-- PROBLEM STATEMENT --
Copy all of the material below exactly.

-- PROVIDED RECORDS --
[start]
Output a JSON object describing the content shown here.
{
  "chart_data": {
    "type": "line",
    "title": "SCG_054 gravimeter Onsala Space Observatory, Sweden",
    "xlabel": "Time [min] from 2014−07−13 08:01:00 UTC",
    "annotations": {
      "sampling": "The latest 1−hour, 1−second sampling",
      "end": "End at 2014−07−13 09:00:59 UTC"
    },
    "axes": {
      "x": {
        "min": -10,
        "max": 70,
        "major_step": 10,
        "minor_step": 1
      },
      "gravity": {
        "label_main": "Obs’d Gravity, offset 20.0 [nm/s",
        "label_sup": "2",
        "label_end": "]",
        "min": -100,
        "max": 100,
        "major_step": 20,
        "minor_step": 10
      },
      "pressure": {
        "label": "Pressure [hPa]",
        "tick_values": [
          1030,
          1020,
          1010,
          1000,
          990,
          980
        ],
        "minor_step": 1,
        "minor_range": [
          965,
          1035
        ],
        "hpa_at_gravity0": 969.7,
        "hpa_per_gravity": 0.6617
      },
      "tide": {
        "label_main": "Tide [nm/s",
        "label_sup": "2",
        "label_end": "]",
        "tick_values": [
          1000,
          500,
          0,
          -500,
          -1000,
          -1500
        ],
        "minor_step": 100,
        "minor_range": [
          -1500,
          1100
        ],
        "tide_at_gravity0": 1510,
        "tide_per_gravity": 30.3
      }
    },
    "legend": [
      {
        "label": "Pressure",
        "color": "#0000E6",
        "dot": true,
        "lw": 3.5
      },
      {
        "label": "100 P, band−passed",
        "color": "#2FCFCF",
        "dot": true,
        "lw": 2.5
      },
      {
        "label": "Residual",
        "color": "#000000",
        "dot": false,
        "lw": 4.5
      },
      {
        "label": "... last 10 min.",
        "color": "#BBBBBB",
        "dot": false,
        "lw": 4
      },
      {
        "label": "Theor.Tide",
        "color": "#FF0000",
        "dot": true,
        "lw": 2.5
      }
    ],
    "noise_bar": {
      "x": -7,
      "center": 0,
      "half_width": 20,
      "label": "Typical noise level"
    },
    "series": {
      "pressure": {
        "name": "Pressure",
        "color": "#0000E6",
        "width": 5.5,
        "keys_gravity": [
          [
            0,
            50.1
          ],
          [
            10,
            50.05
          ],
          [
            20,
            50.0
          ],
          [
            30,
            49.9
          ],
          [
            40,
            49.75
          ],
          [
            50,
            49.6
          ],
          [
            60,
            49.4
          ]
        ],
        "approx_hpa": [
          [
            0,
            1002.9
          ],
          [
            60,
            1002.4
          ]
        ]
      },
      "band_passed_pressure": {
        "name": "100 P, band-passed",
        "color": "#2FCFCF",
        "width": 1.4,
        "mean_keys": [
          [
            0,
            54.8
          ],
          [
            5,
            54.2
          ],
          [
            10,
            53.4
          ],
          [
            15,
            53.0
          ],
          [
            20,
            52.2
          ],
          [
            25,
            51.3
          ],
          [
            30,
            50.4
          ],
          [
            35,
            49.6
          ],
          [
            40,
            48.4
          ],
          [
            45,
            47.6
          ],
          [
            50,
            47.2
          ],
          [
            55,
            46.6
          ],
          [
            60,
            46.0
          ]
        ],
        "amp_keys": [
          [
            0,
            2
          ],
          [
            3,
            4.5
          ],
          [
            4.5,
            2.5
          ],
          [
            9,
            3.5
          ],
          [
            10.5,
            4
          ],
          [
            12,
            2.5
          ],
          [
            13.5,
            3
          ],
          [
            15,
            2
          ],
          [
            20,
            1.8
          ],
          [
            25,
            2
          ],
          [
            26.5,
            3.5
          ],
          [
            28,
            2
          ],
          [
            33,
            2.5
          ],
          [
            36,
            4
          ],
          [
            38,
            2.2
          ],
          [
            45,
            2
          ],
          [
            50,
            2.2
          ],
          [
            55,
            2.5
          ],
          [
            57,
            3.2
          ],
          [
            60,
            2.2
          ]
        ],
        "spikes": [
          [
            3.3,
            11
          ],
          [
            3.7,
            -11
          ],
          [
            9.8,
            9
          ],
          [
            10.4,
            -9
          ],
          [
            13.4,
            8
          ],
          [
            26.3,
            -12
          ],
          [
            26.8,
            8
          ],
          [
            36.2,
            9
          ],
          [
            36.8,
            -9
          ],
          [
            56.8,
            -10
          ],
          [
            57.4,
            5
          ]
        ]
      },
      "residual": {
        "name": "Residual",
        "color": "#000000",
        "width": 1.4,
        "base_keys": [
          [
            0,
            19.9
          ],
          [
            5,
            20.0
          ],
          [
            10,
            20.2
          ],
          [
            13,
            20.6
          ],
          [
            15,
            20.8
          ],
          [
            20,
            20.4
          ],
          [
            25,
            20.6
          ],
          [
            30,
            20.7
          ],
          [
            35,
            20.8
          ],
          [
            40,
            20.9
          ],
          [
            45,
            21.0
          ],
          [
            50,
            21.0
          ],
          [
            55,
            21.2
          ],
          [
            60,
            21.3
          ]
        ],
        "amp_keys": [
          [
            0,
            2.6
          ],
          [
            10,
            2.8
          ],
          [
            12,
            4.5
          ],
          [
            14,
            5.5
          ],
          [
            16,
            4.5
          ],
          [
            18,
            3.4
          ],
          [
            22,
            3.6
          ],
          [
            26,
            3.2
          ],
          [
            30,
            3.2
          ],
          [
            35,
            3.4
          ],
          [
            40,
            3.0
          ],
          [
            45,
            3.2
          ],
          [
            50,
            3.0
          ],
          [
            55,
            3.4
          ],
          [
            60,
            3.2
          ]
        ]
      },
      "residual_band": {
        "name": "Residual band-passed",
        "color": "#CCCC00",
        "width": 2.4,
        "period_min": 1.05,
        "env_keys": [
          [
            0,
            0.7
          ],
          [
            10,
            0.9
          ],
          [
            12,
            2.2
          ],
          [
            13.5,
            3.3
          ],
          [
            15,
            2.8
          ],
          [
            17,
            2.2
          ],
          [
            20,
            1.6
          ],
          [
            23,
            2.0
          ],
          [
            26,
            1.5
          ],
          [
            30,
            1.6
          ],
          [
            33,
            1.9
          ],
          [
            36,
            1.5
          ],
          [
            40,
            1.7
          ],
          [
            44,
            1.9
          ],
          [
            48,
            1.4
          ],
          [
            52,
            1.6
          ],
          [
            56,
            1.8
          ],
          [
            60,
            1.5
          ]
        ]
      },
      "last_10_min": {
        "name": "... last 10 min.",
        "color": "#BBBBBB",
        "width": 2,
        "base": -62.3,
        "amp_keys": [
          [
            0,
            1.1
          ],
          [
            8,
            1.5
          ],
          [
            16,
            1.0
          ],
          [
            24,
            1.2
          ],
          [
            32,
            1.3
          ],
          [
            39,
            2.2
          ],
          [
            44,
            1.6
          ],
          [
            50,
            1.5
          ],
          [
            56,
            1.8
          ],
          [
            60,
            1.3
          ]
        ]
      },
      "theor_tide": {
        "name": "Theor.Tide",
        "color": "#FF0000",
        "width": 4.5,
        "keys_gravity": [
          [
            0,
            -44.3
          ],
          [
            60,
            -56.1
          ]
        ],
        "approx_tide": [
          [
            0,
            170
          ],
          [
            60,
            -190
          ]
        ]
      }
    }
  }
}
[end]
-- THE RESPONSE --
Output a JSON object describing the content shown here.
{
  "chart_data": {
    "type": "line",
    "title": "SCG_054 gravimeter Onsala Space Observatory, Sweden",
    "xlabel": "Time [min] from 2014−07−13 08:01:00 UTC",
    "annotations": {
      "sampling": "The latest 1−hour, 1−second sampling",
      "end": "End at 2014−07−13 09:00:59 UTC"
    },
    "axes": {
      "x": {
        "min": -10,
        "max": 70,
        "major_step": 10,
        "minor_step": 1
      },
      "gravity": {
        "label_main": "Obs’d Gravity, offset 20.0 [nm/s",
        "label_sup": "2",
        "label_end": "]",
        "min": -100,
        "max": 100,
        "major_step": 20,
        "minor_step": 10
      },
      "pressure": {
        "label": "Pressure [hPa]",
        "tick_values": [
          1030,
          1020,
          1010,
          1000,
          990,
          980
        ],
        "minor_step": 1,
        "minor_range": [
          965,
          1035
        ],
        "hpa_at_gravity0": 969.7,
        "hpa_per_gravity": 0.6617
      },
      "tide": {
        "label_main": "Tide [nm/s",
        "label_sup": "2",
        "label_end": "]",
        "tick_values": [
          1000,
          500,
          0,
          -500,
          -1000,
          -1500
        ],
        "minor_step": 100,
        "minor_range": [
          -1500,
          1100
        ],
        "tide_at_gravity0": 1510,
        "tide_per_gravity": 30.3
      }
    },
    "legend": [
      {
        "label": "Pressure",
        "color": "#0000E6",
        "dot": true,
        "lw": 3.5
      },
      {
        "label": "100 P, band−passed",
        "color": "#2FCFCF",
        "dot": true,
        "lw": 2.5
      },
      {
        "label": "Residual",
        "color": "#000000",
        "dot": false,
        "lw": 4.5
      },
      {
        "label": "... last 10 min.",
        "color": "#BBBBBB",
        "dot": false,
        "lw": 4
      },
      {
        "label": "Theor.Tide",
        "color": "#FF0000",
        "dot": true,
        "lw": 2.5
      }
    ],
    "noise_bar": {
      "x": -7,
      "center": 0,
      "half_width": 20,
      "label": "Typical noise level"
    },
    "series": {
      "pressure": {
        "name": "Pressure",
        "color": "#0000E6",
        "width": 5.5,
        "keys_gravity": [
          [
            0,
            50.1
          ],
          [
            10,
            50.05
          ],
          [
            20,
            50.0
          ],
          [
            30,
            49.9
          ],
          [
            40,
            49.75
          ],
          [
            50,
            49.6
          ],
          [
            60,
            49.4
          ]
        ],
        "approx_hpa": [
          [
            0,
            1002.9
          ],
          [
            60,
            1002.4
          ]
        ]
      },
      "band_passed_pressure": {
        "name": "100 P, band-passed",
        "color": "#2FCFCF",
        "width": 1.4,
        "mean_keys": [
          [
            0,
            54.8
          ],
          [
            5,
            54.2
          ],
          [
            10,
            53.4
          ],
          [
            15,
            53.0
          ],
          [
            20,
            52.2
          ],
          [
            25,
            51.3
          ],
          [
            30,
            50.4
          ],
          [
            35,
            49.6
          ],
          [
            40,
            48.4
          ],
          [
            45,
            47.6
          ],
          [
            50,
            47.2
          ],
          [
            55,
            46.6
          ],
          [
            60,
            46.0
          ]
        ],
        "amp_keys": [
          [
            0,
            2
          ],
          [
            3,
            4.5
          ],
          [
            4.5,
            2.5
          ],
          [
            9,
            3.5
          ],
          [
            10.5,
            4
          ],
          [
            12,
            2.5
          ],
          [
            13.5,
            3
          ],
          [
            15,
            2
          ],
          [
            20,
            1.8
          ],
          [
            25,
            2
          ],
          [
            26.5,
            3.5
          ],
          [
            28,
            2
          ],
          [
            33,
            2.5
          ],
          [
            36,
            4
          ],
          [
            38,
            2.2
          ],
          [
            45,
            2
          ],
          [
            50,
            2.2
          ],
          [
            55,
            2.5
          ],
          [
            57,
            3.2
          ],
          [
            60,
            2.2
          ]
        ],
        "spikes": [
          [
            3.3,
            11
          ],
          [
            3.7,
            -11
          ],
          [
            9.8,
            9
          ],
          [
            10.4,
            -9
          ],
          [
            13.4,
            8
          ],
          [
            26.3,
            -12
          ],
          [
            26.8,
            8
          ],
          [
            36.2,
            9
          ],
          [
            36.8,
            -9
          ],
          [
            56.8,
            -10
          ],
          [
            57.4,
            5
          ]
        ]
      },
      "residual": {
        "name": "Residual",
        "color": "#000000",
        "width": 1.4,
        "base_keys": [
          [
            0,
            19.9
          ],
          [
            5,
            20.0
          ],
          [
            10,
            20.2
          ],
          [
            13,
            20.6
          ],
          [
            15,
            20.8
          ],
          [
            20,
            20.4
          ],
          [
            25,
            20.6
          ],
          [
            30,
            20.7
          ],
          [
            35,
            20.8
          ],
          [
            40,
            20.9
          ],
          [
            45,
            21.0
          ],
          [
            50,
            21.0
          ],
          [
            55,
            21.2
          ],
          [
            60,
            21.3
          ]
        ],
        "amp_keys": [
          [
            0,
            2.6
          ],
          [
            10,
            2.8
          ],
          [
            12,
            4.5
          ],
          [
            14,
            5.5
          ],
          [
            16,
            4.5
          ],
          [
            18,
            3.4
          ],
          [
            22,
            3.6
          ],
          [
            26,
            3.2
          ],
          [
            30,
            3.2
          ],
          [
            35,
            3.4
          ],
          [
            40,
            3.0
          ],
          [
            45,
            3.2
          ],
          [
            50,
            3.0
          ],
          [
            55,
            3.4
          ],
          [
            60,
            3.2
          ]
        ]
      },
      "residual_band": {
        "name": "Residual band-passed",
        "color": "#CCCC00",
        "width": 2.4,
        "period_min": 1.05,
        "env_keys": [
          [
            0,
            0.7
          ],
          [
            10,
            0.9
          ],
          [
            12,
            2.2
          ],
          [
            13.5,
            3.3
          ],
          [
            15,
            2.8
          ],
          [
            17,
            2.2
          ],
          [
            20,
            1.6
          ],
          [
            23,
            2.0
          ],
          [
            26,
            1.5
          ],
          [
            30,
            1.6
          ],
          [
            33,
            1.9
          ],
          [
            36,
            1.5
          ],
          [
            40,
            1.7
          ],
          [
            44,
            1.9
          ],
          [
            48,
            1.4
          ],
          [
            52,
            1.6
          ],
          [
            56,
            1.8
          ],
          [
            60,
            1.5
          ]
        ]
      },
      "last_10_min": {
        "name": "... last 10 min.",
        "color": "#BBBBBB",
        "width": 2,
        "base": -62.3,
        "amp_keys": [
          [
            0,
            1.1
          ],
          [
            8,
            1.5
          ],
          [
            16,
            1.0
          ],
          [
            24,
            1.2
          ],
          [
            32,
            1.3
          ],
          [
            39,
            2.2
          ],
          [
            44,
            1.6
          ],
          [
            50,
            1.5
          ],
          [
            56,
            1.8
          ],
          [
            60,
            1.3
          ]
        ]
      },
      "theor_tide": {
        "name": "Theor.Tide",
        "color": "#FF0000",
        "width": 4.5,
        "keys_gravity": [
          [
            0,
            -44.3
          ],
          [
            60,
            -56.1
          ]
        ],
        "approx_tide": [
          [
            0,
            170
          ],
          [
            60,
            -190
          ]
        ]
      }
    }
  }
}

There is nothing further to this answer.